--- Start Exercise input ---
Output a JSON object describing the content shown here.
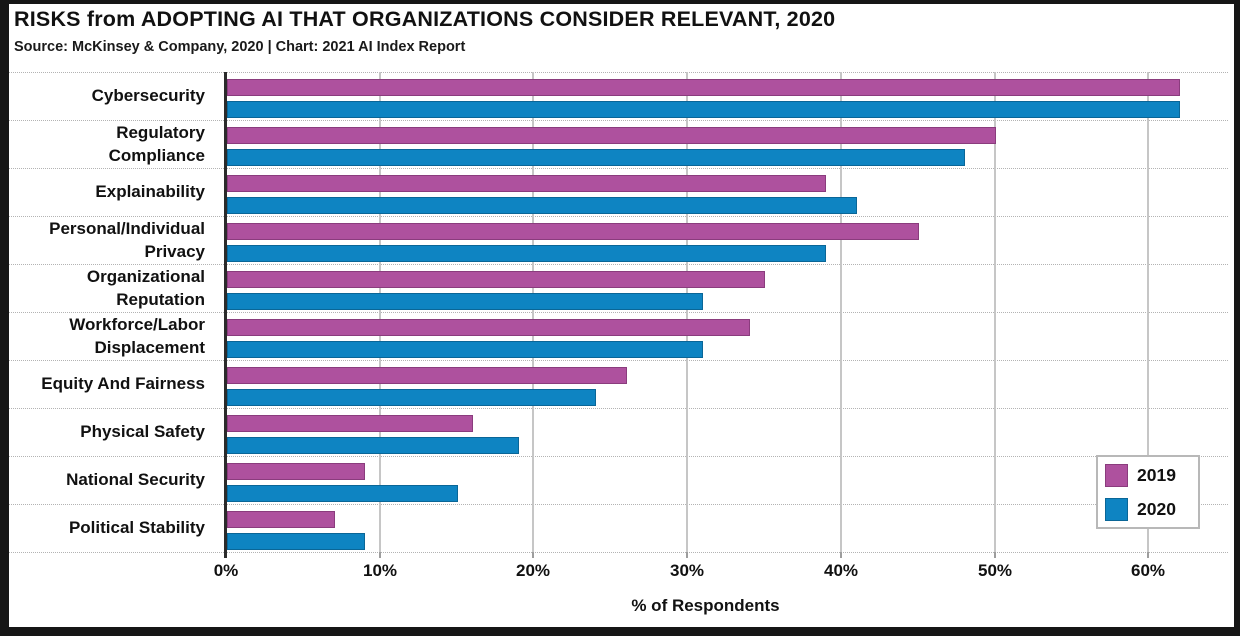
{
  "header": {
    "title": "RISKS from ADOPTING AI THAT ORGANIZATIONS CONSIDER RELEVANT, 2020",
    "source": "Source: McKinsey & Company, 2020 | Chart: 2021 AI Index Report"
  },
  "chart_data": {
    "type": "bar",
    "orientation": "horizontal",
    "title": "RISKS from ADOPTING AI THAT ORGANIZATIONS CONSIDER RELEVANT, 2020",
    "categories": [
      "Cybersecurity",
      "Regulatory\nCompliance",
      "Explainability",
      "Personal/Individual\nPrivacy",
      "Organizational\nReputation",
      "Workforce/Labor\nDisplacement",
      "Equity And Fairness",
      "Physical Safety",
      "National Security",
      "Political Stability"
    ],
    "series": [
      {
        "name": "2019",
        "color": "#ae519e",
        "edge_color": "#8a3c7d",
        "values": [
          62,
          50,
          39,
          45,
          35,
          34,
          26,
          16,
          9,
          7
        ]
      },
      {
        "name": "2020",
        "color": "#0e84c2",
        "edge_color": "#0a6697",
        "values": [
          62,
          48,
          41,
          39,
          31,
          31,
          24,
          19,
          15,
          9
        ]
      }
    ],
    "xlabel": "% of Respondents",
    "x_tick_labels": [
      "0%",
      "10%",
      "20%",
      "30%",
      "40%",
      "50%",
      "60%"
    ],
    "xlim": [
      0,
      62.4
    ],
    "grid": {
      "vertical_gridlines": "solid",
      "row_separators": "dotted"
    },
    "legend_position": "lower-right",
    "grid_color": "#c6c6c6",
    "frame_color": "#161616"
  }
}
--- End Exercise input ---
(Challenge) Exactly reproduce the entries above, minus the pictures.

(Output for this exercise)
Output a JSON object describing the content shown here.
{
  "header": {
    "title": "RISKS from ADOPTING AI THAT ORGANIZATIONS CONSIDER RELEVANT, 2020",
    "source": "Source: McKinsey & Company, 2020 | Chart: 2021 AI Index Report"
  },
  "chart_data": {
    "type": "bar",
    "orientation": "horizontal",
    "title": "RISKS from ADOPTING AI THAT ORGANIZATIONS CONSIDER RELEVANT, 2020",
    "categories": [
      "Cybersecurity",
      "Regulatory\nCompliance",
      "Explainability",
      "Personal/Individual\nPrivacy",
      "Organizational\nReputation",
      "Workforce/Labor\nDisplacement",
      "Equity And Fairness",
      "Physical Safety",
      "National Security",
      "Political Stability"
    ],
    "series": [
      {
        "name": "2019",
        "color": "#ae519e",
        "edge_color": "#8a3c7d",
        "values": [
          62,
          50,
          39,
          45,
          35,
          34,
          26,
          16,
          9,
          7
        ]
      },
      {
        "name": "2020",
        "color": "#0e84c2",
        "edge_color": "#0a6697",
        "values": [
          62,
          48,
          41,
          39,
          31,
          31,
          24,
          19,
          15,
          9
        ]
      }
    ],
    "xlabel": "% of Respondents",
    "x_tick_labels": [
      "0%",
      "10%",
      "20%",
      "30%",
      "40%",
      "50%",
      "60%"
    ],
    "xlim": [
      0,
      62.4
    ],
    "grid": {
      "vertical_gridlines": "solid",
      "row_separators": "dotted"
    },
    "legend_position": "lower-right",
    "grid_color": "#c6c6c6",
    "frame_color": "#161616"
  }
}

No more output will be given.